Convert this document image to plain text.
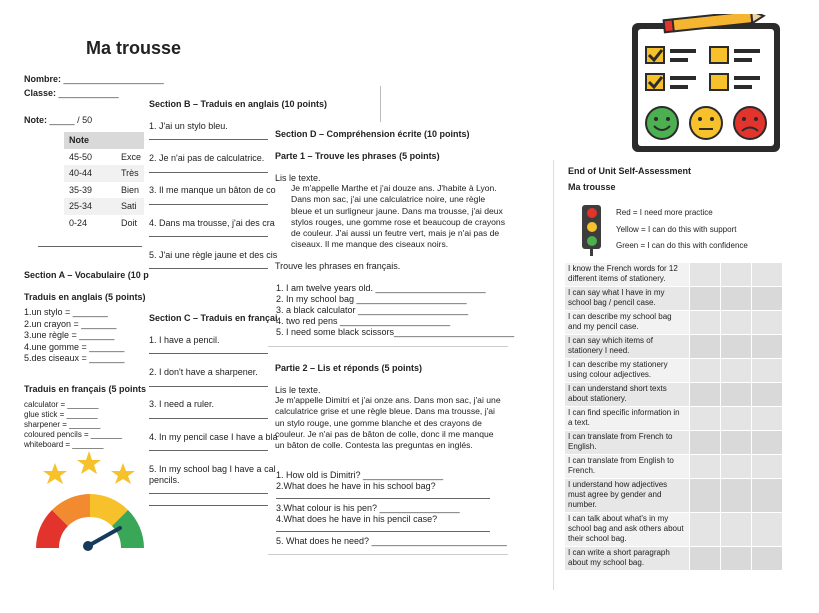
Ma trousse
Nombre: ____________________
Classe: ____________
Note: _____ / 50
Note	
45-50	Exce
40-44	Très
35-39	Bien
25-34	Sati
0-24	Doit
Section A – Vocabulaire (10 p
Traduis en anglais (5 points)
1.un stylo = _______
2.un crayon = _______
3.une règle = _______
4.une gomme = _______
5.des ciseaux = _______
Traduis en français (5 points
calculator = _______
glue stick = _______
sharpener = _______
coloured pencils = _______
whiteboard = _______
Section B – Traduis en anglais (10 points)
1. J'ai un stylo bleu.
2. Je n'ai pas de calculatrice.
3. Il me manque un bâton de co
4. Dans ma trousse, j'ai des cra
5. J'ai une règle jaune et des cis
Section C – Traduis en françai
1. I have a pencil.
2. I don't have a sharpener.
3. I need a ruler.
4. In my pencil case I have a bla
5. In my school bag I have a cal
pencils.
Section D – Compréhension écrite (10 points)
Parte 1 – Trouve les phrases (5 points)
Lis le texte.
Je m'appelle Marthe et j'ai douze ans. J'habite à Lyon. Dans mon sac, j'ai une calculatrice noire, une règle bleue et un surligneur jaune. Dans ma trousse, j'ai deux stylos rouges, une gomme rose et beaucoup de crayons de couleur. J'ai aussi un feutre vert, mais je n'ai pas de ciseaux. Il me manque des ciseaux noirs.
Trouve les phrases en français.
1. I am twelve years old. ______________________
2. In my school bag ______________________
3. a black calculator ______________________
4. two red pens ______________________
5. I need some black scissors________________________
Partie 2 – Lis et réponds (5 points)
Lis le texte.
Je m'appelle Dimitri et j'ai onze ans. Dans mon sac, j'ai une calculatrice grise et une règle bleue. Dans ma trousse, j'ai un stylo rouge, une gomme blanche et des crayons de couleur. Je n'ai pas de bâton de colle, donc il me manque un bâton de colle. Contesta las preguntas en inglés.
1. How old is Dimitri? ________________
2.What does he have in his school bag?
3.What colour is his pen? ________________
4.What does he have in his pencil case?
5. What does he need? ___________________________
End of Unit Self-Assessment
Ma trousse
Red = I need more practice
Yellow = I can do this with support
Green = I can do this with confidence
I know the French words for 12 different items of stationery.			
I can say what I have in my school bag / pencil case.			
I can describe my school bag and my pencil case.			
I can say which items of stationery I need.			
I can describe my stationery using colour adjectives.			
I can understand short texts about stationery.			
I can find specific information in a text.			
I can translate from French to English.			
I can translate from English to French.			
I understand how adjectives must agree by gender and number.			
I can talk about what's in my school bag and ask others about their school bag.			
I can write a short paragraph about my school bag.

» Task to carry out
Copy out the listing exactly as it stands, but not the pictures.

» Response below
Convert this document image to plain text.
Ma trousse
Nombre: ____________________
Classe: ____________
Note: _____ / 50
Note	
45-50	Exce
40-44	Très
35-39	Bien
25-34	Sati
0-24	Doit
Section A – Vocabulaire (10 p
Traduis en anglais (5 points)
1.un stylo = _______
2.un crayon = _______
3.une règle = _______
4.une gomme = _______
5.des ciseaux = _______
Traduis en français (5 points
calculator = _______
glue stick = _______
sharpener = _______
coloured pencils = _______
whiteboard = _______
Section B – Traduis en anglais (10 points)
1. J'ai un stylo bleu.
2. Je n'ai pas de calculatrice.
3. Il me manque un bâton de co
4. Dans ma trousse, j'ai des cra
5. J'ai une règle jaune et des cis
Section C – Traduis en françai
1. I have a pencil.
2. I don't have a sharpener.
3. I need a ruler.
4. In my pencil case I have a bla
5. In my school bag I have a cal
pencils.
Section D – Compréhension écrite (10 points)
Parte 1 – Trouve les phrases (5 points)
Lis le texte.
Je m'appelle Marthe et j'ai douze ans. J'habite à Lyon. Dans mon sac, j'ai une calculatrice noire, une règle bleue et un surligneur jaune. Dans ma trousse, j'ai deux stylos rouges, une gomme rose et beaucoup de crayons de couleur. J'ai aussi un feutre vert, mais je n'ai pas de ciseaux. Il me manque des ciseaux noirs.
Trouve les phrases en français.
1. I am twelve years old. ______________________
2. In my school bag ______________________
3. a black calculator ______________________
4. two red pens ______________________
5. I need some black scissors________________________
Partie 2 – Lis et réponds (5 points)
Lis le texte.
Je m'appelle Dimitri et j'ai onze ans. Dans mon sac, j'ai une calculatrice grise et une règle bleue. Dans ma trousse, j'ai un stylo rouge, une gomme blanche et des crayons de couleur. Je n'ai pas de bâton de colle, donc il me manque un bâton de colle. Contesta las preguntas en inglés.
1. How old is Dimitri? ________________
2.What does he have in his school bag?
3.What colour is his pen? ________________
4.What does he have in his pencil case?
5. What does he need? ___________________________
End of Unit Self-Assessment
Ma trousse
Red = I need more practice
Yellow = I can do this with support
Green = I can do this with confidence
I know the French words for 12 different items of stationery.			
I can say what I have in my school bag / pencil case.			
I can describe my school bag and my pencil case.			
I can say which items of stationery I need.			
I can describe my stationery using colour adjectives.			
I can understand short texts about stationery.			
I can find specific information in a text.			
I can translate from French to English.			
I can translate from English to French.			
I understand how adjectives must agree by gender and number.			
I can talk about what's in my school bag and ask others about their school bag.			
I can write a short paragraph about my school bag.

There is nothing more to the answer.